══ ENTRIES SHOWN

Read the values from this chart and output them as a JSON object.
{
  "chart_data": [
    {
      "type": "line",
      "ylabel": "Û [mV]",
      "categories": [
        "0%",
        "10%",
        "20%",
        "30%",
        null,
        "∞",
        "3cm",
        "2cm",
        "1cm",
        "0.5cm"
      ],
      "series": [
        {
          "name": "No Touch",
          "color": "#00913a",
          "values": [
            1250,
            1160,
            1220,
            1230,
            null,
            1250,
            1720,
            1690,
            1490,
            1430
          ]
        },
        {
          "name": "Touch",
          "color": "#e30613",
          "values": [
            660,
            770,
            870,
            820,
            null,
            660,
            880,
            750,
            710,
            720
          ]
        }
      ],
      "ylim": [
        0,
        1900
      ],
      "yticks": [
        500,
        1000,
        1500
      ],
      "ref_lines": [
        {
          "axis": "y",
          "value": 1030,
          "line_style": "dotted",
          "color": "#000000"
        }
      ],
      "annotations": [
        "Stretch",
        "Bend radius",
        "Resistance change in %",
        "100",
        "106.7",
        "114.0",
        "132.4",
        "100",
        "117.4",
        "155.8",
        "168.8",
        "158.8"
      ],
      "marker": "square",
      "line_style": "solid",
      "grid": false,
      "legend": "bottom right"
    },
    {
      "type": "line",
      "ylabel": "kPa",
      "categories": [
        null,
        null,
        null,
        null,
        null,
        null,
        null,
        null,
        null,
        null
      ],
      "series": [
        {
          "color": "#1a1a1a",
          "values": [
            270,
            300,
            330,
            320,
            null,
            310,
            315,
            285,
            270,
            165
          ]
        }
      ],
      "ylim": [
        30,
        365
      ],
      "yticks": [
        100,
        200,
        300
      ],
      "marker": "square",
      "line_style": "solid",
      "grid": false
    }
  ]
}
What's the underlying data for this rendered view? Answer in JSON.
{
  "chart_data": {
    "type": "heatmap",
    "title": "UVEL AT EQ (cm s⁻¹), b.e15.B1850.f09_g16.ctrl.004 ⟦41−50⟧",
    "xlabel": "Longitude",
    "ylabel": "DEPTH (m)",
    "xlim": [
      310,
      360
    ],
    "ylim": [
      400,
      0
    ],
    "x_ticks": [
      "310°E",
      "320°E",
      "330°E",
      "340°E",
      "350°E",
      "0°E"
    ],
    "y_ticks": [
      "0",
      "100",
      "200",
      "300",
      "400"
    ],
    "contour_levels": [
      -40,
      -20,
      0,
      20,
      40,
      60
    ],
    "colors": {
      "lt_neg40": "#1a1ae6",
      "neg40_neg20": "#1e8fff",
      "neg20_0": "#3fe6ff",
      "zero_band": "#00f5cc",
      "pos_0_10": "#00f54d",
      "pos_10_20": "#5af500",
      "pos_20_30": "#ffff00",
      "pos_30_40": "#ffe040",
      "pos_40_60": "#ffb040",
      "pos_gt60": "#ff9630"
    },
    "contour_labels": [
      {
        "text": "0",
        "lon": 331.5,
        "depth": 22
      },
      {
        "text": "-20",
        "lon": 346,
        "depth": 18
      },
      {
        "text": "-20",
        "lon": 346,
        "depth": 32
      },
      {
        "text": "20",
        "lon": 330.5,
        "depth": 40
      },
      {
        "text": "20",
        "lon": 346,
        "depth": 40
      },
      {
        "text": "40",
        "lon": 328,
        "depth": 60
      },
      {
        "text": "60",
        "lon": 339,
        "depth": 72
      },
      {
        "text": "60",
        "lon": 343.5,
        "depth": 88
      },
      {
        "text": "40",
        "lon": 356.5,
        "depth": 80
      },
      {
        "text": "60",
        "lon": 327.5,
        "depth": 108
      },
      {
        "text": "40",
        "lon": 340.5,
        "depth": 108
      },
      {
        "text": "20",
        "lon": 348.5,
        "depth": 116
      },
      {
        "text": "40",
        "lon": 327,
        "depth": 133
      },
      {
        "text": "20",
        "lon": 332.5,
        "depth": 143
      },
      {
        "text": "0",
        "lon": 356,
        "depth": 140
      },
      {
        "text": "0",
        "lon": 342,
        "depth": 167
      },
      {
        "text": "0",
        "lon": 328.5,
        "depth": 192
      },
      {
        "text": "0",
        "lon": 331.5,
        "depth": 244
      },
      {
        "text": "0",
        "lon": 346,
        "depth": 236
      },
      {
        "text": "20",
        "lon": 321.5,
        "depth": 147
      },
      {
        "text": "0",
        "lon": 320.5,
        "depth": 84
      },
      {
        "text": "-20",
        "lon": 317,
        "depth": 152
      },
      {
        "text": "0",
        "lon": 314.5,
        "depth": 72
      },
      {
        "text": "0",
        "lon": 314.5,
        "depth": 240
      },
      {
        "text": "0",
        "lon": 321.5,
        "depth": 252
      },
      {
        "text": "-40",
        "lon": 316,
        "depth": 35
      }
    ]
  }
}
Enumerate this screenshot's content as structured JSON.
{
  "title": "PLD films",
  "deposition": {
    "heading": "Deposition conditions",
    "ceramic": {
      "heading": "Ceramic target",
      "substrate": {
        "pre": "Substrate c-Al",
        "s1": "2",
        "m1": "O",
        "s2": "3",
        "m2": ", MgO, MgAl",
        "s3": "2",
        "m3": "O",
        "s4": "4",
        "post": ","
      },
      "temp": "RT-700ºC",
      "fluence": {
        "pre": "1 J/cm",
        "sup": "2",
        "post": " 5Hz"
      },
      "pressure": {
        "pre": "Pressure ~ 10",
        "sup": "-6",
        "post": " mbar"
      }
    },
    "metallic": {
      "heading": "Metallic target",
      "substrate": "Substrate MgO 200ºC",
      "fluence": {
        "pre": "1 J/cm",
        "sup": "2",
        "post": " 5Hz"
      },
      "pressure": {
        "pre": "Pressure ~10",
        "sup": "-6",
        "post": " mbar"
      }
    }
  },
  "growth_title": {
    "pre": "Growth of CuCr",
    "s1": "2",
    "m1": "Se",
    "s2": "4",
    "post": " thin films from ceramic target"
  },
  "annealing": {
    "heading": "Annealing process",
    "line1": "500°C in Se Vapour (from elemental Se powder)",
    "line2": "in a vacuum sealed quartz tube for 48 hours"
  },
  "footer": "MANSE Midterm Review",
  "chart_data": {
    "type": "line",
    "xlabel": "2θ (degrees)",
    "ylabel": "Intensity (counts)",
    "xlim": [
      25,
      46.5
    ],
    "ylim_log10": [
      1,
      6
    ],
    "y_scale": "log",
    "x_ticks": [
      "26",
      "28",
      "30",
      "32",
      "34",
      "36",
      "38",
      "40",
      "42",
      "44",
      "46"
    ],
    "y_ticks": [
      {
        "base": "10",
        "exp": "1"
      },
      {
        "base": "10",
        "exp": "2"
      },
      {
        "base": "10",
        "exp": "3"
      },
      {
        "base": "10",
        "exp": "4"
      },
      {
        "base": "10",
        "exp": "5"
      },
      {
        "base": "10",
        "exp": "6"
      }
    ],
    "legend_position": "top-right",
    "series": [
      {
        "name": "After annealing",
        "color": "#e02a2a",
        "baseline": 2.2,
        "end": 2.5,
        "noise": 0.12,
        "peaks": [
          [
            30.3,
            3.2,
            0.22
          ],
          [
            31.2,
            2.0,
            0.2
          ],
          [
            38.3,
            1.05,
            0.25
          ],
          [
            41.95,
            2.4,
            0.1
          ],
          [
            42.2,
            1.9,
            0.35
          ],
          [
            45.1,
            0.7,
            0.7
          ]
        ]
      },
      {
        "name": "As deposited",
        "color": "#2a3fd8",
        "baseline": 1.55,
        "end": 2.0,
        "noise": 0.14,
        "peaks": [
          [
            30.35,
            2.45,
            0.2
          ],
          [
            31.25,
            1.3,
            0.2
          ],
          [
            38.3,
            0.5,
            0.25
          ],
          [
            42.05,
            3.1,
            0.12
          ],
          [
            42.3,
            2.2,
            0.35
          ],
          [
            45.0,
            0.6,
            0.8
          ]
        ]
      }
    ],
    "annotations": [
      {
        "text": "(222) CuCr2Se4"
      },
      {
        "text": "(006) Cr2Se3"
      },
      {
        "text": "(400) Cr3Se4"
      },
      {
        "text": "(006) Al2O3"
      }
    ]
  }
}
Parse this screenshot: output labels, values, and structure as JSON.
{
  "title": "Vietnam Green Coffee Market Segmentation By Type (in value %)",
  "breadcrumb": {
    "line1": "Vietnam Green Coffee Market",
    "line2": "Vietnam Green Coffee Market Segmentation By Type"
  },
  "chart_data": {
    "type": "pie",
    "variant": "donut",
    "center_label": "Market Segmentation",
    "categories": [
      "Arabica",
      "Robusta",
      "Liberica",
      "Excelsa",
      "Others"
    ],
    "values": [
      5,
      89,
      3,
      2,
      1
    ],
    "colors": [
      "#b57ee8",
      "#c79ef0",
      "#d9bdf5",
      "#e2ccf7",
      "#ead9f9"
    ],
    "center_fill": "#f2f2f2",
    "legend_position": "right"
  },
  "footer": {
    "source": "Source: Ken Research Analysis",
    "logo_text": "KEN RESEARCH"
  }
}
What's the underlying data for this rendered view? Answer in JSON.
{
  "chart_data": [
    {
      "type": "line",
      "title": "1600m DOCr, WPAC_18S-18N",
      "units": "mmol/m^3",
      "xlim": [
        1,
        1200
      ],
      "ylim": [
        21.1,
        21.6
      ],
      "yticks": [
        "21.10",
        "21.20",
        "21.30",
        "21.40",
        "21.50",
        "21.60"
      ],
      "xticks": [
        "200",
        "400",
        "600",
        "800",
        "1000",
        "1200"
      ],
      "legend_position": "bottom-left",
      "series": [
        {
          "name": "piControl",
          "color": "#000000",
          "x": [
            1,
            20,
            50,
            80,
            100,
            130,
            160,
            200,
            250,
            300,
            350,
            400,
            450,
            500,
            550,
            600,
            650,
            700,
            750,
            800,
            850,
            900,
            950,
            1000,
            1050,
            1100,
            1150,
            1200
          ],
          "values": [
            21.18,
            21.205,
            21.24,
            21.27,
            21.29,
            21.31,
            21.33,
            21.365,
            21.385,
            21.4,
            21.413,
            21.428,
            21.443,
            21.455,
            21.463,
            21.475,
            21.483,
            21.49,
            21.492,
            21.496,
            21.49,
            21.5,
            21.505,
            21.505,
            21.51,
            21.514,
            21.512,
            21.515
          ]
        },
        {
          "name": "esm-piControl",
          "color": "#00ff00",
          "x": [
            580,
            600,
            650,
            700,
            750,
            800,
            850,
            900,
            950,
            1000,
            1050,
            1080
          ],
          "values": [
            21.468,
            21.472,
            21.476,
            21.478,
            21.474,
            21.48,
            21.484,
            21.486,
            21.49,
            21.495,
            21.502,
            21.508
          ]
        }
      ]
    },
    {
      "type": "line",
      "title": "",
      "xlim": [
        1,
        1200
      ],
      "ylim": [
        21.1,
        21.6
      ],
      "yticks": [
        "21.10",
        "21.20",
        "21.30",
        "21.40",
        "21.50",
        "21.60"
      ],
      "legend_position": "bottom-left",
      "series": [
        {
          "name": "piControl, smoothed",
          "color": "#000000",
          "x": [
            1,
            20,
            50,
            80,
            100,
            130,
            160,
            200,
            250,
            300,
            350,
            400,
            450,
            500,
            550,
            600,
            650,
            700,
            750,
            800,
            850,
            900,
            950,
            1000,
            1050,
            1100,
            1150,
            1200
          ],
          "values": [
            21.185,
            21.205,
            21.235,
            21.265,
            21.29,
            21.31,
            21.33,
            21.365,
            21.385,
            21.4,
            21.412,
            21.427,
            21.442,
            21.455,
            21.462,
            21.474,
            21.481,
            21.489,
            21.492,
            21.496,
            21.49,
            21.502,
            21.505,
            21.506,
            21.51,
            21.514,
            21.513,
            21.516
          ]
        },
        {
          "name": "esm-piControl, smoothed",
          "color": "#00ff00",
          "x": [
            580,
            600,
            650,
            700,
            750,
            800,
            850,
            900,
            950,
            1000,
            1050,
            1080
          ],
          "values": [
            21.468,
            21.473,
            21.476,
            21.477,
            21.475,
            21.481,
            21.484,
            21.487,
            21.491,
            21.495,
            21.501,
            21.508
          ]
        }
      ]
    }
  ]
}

════

Show every line of the listing in which the string "films" can be found.

  "title": "PLD films",
    "post": " thin films from ceramic target"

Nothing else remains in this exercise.